┏━━

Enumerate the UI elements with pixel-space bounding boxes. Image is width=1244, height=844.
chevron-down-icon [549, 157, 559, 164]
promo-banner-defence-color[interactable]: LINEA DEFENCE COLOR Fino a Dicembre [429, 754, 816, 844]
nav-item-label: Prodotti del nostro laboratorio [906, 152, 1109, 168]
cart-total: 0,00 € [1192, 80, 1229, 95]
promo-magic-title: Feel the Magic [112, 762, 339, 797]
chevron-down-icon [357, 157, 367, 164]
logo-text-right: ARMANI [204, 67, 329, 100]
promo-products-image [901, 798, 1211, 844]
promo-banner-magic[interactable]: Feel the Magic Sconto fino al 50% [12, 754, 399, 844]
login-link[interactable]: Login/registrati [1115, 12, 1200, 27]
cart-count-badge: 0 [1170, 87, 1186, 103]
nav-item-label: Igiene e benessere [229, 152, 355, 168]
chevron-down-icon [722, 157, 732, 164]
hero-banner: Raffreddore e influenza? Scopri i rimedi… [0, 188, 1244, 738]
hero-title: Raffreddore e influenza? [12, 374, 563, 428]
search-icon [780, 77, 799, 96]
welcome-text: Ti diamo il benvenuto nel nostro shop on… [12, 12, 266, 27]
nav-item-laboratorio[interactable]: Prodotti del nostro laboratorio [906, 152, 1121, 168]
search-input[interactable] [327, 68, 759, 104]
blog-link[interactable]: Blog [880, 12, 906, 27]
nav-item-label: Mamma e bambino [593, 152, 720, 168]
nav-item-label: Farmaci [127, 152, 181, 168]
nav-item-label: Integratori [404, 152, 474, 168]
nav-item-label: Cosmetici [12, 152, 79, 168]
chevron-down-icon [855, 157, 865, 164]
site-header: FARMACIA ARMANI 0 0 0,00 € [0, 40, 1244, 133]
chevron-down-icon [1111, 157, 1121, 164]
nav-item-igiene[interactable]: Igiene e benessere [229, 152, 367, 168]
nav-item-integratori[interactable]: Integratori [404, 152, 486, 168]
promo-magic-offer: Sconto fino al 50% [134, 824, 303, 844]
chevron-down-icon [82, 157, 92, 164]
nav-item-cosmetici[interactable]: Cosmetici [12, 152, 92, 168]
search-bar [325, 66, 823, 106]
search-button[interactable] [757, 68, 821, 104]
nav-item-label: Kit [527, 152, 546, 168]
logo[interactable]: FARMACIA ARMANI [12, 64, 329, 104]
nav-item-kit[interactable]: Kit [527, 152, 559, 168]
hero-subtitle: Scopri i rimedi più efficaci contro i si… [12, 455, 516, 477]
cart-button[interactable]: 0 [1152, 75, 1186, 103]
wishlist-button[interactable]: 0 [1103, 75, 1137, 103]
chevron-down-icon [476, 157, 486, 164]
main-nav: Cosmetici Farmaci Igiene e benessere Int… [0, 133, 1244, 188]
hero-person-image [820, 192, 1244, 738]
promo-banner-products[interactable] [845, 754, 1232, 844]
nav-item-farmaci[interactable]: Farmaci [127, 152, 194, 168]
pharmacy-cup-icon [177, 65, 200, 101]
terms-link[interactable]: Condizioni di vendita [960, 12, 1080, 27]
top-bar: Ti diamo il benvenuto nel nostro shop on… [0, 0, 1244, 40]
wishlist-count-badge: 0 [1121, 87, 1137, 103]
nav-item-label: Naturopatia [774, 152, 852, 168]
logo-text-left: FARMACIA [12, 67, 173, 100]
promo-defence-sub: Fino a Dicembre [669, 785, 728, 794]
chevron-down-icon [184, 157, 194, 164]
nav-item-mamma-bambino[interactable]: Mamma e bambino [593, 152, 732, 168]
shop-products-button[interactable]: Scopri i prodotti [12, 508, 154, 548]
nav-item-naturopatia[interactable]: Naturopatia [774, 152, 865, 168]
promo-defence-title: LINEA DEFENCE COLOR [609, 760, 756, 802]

┗━━

What needs to be done → Set out the data above as a Markdown table with two columns, Row and Text: Row holds the row number and Text holds one line of the data. Skip blank lines.

Exercise answer →
| Row | Text |
|---|---|
| 1 | Enumerate the UI elements with pixel-space bounding boxes. Image is width=1244, height=844. |
| 2 | chevron-down-icon [549, 157, 559, 164] |
| 3 | promo-banner-defence-color[interactable]: LINEA DEFENCE COLOR Fino a Dicembre [429, 754, 816, 844] |
| 4 | nav-item-label: Prodotti del nostro laboratorio [906, 152, 1109, 168] |
| 5 | cart-total: 0,00 € [1192, 80, 1229, 95] |
| 6 | promo-magic-title: Feel the Magic [112, 762, 339, 797] |
| 7 | chevron-down-icon [357, 157, 367, 164] |
| 8 | logo-text-right: ARMANI [204, 67, 329, 100] |
| 9 | promo-products-image [901, 798, 1211, 844] |
| 10 | promo-banner-magic[interactable]: Feel the Magic Sconto fino al 50% [12, 754, 399, 844] |
| 11 | login-link[interactable]: Login/registrati [1115, 12, 1200, 27] |
| 12 | cart-count-badge: 0 [1170, 87, 1186, 103] |
| 13 | nav-item-label: Igiene e benessere [229, 152, 355, 168] |
| 14 | chevron-down-icon [722, 157, 732, 164] |
| 15 | hero-banner: Raffreddore e influenza? Scopri i rimedi… [0, 188, 1244, 738] |
| 16 | hero-title: Raffreddore e influenza? [12, 374, 563, 428] |
| 17 | search-icon [780, 77, 799, 96] |
| 18 | welcome-text: Ti diamo il benvenuto nel nostro shop on… [12, 12, 266, 27] |
| 19 | nav-item-laboratorio[interactable]: Prodotti del nostro laboratorio [906, 152, 1121, 168] |
| 20 | search-input[interactable] [327, 68, 759, 104] |
| 21 | blog-link[interactable]: Blog [880, 12, 906, 27] |
| 22 | nav-item-label: Mamma e bambino [593, 152, 720, 168] |
| 23 | nav-item-label: Farmaci [127, 152, 181, 168] |
| 24 | nav-item-label: Integratori [404, 152, 474, 168] |
| 25 | nav-item-label: Cosmetici [12, 152, 79, 168] |
| 26 | chevron-down-icon [855, 157, 865, 164] |
| 27 | site-header: FARMACIA ARMANI 0 0 0,00 € [0, 40, 1244, 133] |
| 28 | chevron-down-icon [1111, 157, 1121, 164] |
| 29 | nav-item-igiene[interactable]: Igiene e benessere [229, 152, 367, 168] |
| 30 | nav-item-integratori[interactable]: Integratori [404, 152, 486, 168] |
| 31 | promo-magic-offer: Sconto fino al 50% [134, 824, 303, 844] |
| 32 | chevron-down-icon [82, 157, 92, 164] |
| 33 | nav-item-cosmetici[interactable]: Cosmetici [12, 152, 92, 168] |
| 34 | search-bar [325, 66, 823, 106] |
| 35 | search-button[interactable] [757, 68, 821, 104] |
| 36 | nav-item-label: Kit [527, 152, 546, 168] |
| 37 | logo[interactable]: FARMACIA ARMANI [12, 64, 329, 104] |
| 38 | nav-item-kit[interactable]: Kit [527, 152, 559, 168] |
| 39 | hero-subtitle: Scopri i rimedi più efficaci contro i si… [12, 455, 516, 477] |
| 40 | cart-button[interactable]: 0 [1152, 75, 1186, 103] |
| 41 | wishlist-button[interactable]: 0 [1103, 75, 1137, 103] |
| 42 | chevron-down-icon [476, 157, 486, 164] |
| 43 | main-nav: Cosmetici Farmaci Igiene e benessere Int… [0, 133, 1244, 188] |
| 44 | hero-person-image [820, 192, 1244, 738] |
| 45 | promo-banner-products[interactable] [845, 754, 1232, 844] |
| 46 | nav-item-farmaci[interactable]: Farmaci [127, 152, 194, 168] |
| 47 | pharmacy-cup-icon [177, 65, 200, 101] |
| 48 | terms-link[interactable]: Condizioni di vendita [960, 12, 1080, 27] |
| 49 | top-bar: Ti diamo il benvenuto nel nostro shop on… [0, 0, 1244, 40] |
| 50 | wishlist-count-badge: 0 [1121, 87, 1137, 103] |
| 51 | nav-item-label: Naturopatia [774, 152, 852, 168] |
| 52 | logo-text-left: FARMACIA [12, 67, 173, 100] |
| 53 | promo-defence-sub: Fino a Dicembre [669, 785, 728, 794] |
| 54 | chevron-down-icon [184, 157, 194, 164] |
| 55 | nav-item-mamma-bambino[interactable]: Mamma e bambino [593, 152, 732, 168] |
| 56 | shop-products-button[interactable]: Scopri i prodotti [12, 508, 154, 548] |
| 57 | nav-item-naturopatia[interactable]: Naturopatia [774, 152, 865, 168] |
| 58 | promo-defence-title: LINEA DEFENCE COLOR [609, 760, 756, 802] |